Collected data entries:
────────────────

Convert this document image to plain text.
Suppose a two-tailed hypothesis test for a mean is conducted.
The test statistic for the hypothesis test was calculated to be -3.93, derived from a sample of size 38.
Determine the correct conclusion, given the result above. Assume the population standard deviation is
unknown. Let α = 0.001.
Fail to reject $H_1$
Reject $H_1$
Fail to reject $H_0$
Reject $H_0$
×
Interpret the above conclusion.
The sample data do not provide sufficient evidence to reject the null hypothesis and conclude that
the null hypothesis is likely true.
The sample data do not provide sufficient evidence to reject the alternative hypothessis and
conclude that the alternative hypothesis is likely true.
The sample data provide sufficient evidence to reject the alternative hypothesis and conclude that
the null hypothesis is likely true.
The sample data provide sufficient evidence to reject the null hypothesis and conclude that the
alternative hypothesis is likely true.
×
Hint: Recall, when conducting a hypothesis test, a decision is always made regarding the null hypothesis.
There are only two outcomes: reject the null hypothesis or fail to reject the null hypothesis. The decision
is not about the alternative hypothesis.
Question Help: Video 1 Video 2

────────────────

*INSTRUCTIONS TO FOLLOW:*
Search the listing above for the string "evidence". Copy every line that contains it.

*RESPONSE TO THE TASK:*
The sample data do not provide sufficient evidence to reject the null hypothesis and conclude that
The sample data do not provide sufficient evidence to reject the alternative hypothessis and
The sample data provide sufficient evidence to reject the alternative hypothesis and conclude that
The sample data provide sufficient evidence to reject the null hypothesis and conclude that the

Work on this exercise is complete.